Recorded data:

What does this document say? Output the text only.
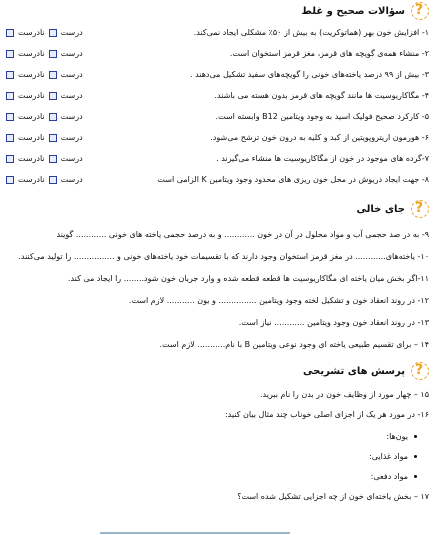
?
سؤالات صحیح و غلط
۱- افزایش خون بهر (هماتوکریت) به بیش از ۵۰٪ مشکلی ایجاد نمی‌کند.
درست
نادرست
۲- منشاء همه‌ی گویچه های قرمز، مغز قرمز استخوان است.
درست
نادرست
۳- بیش از ۹۹ درصد یاخته‌های خونی را گویچه‌های سفید تشکیل می‌دهند .
درست
نادرست
۴- مگاکاریوسیت ها مانند گویچه های قرمز بدون هسته می باشند.
درست
نادرست
۵- کارکرد صحیح فولیک اسید به وجود ویتامین B12 وابسته است.
درست
نادرست
۶- هورمون اریتروپویتین از کبد و کلیه به درون خون ترشح می‌شود.
درست
نادرست
۷-گرده های موجود در خون از مگاکاریوسیت ها منشاء می‌گیرند .
درست
نادرست
۸- جهت ایجاد دریوش در محل خون ریزی های محدود وجود ویتامین K الزامی است
درست
نادرست
?
جای خالی
۹- به در صد حجمی آب و مواد محلول در آن در خون ............ و به درصد حجمی یاخته های خونی ............ گویند
۱۰- یاخته‌های............ در مغز قرمز استخوان وجود دارند که با تقسیمات خود یاخته‌های خونی و ................ را تولید می‌کنند.
۱۱-اگر بخش میان یاخته ای مگاکاریوسیت ها قطعه قطعه شده و وارد جریان خون شود........ را ایجاد می کند.
۱۲- در روند انعقاد خون و تشکیل لخته وجود ویتامین ............... و یون ........... لازم است.
۱۳- در روند انعقاد خون وجود ویتامین ............ نیاز است.
۱۴ – برای تقسیم طبیعی یاخته ای وجود نوعی ویتامین B با نام........... لازم است.
?
پرسش های تشریحی
۱۵ – چهار مورد از وظایف خون در بدن را نام ببرید.
۱۶- در مورد هر یک از اجزای اصلی خوناب چند مثال بیان کنید:
یون‌ها:
مواد غذایی:
مواد دفعی:
۱۷ – بخش یاخته‌ای خون از چه اجزایی تشکیل شده است؟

- [Directions for this task]:
Each line above is to be copied verbatim. Drop any image from the copy.

- [Task response]:
What does this document say? Output the text only.
?
سؤالات صحیح و غلط
۱- افزایش خون بهر (هماتوکریت) به بیش از ۵۰٪ مشکلی ایجاد نمی‌کند.
درست
نادرست
۲- منشاء همه‌ی گویچه های قرمز، مغز قرمز استخوان است.
درست
نادرست
۳- بیش از ۹۹ درصد یاخته‌های خونی را گویچه‌های سفید تشکیل می‌دهند .
درست
نادرست
۴- مگاکاریوسیت ها مانند گویچه های قرمز بدون هسته می باشند.
درست
نادرست
۵- کارکرد صحیح فولیک اسید به وجود ویتامین B12 وابسته است.
درست
نادرست
۶- هورمون اریتروپویتین از کبد و کلیه به درون خون ترشح می‌شود.
درست
نادرست
۷-گرده های موجود در خون از مگاکاریوسیت ها منشاء می‌گیرند .
درست
نادرست
۸- جهت ایجاد دریوش در محل خون ریزی های محدود وجود ویتامین K الزامی است
درست
نادرست
?
جای خالی
۹- به در صد حجمی آب و مواد محلول در آن در خون ............ و به درصد حجمی یاخته های خونی ............ گویند
۱۰- یاخته‌های............ در مغز قرمز استخوان وجود دارند که با تقسیمات خود یاخته‌های خونی و ................ را تولید می‌کنند.
۱۱-اگر بخش میان یاخته ای مگاکاریوسیت ها قطعه قطعه شده و وارد جریان خون شود........ را ایجاد می کند.
۱۲- در روند انعقاد خون و تشکیل لخته وجود ویتامین ............... و یون ........... لازم است.
۱۳- در روند انعقاد خون وجود ویتامین ............ نیاز است.
۱۴ – برای تقسیم طبیعی یاخته ای وجود نوعی ویتامین B با نام........... لازم است.
?
پرسش های تشریحی
۱۵ – چهار مورد از وظایف خون در بدن را نام ببرید.
۱۶- در مورد هر یک از اجزای اصلی خوناب چند مثال بیان کنید:
یون‌ها:
مواد غذایی:
مواد دفعی:
۱۷ – بخش یاخته‌ای خون از چه اجزایی تشکیل شده است؟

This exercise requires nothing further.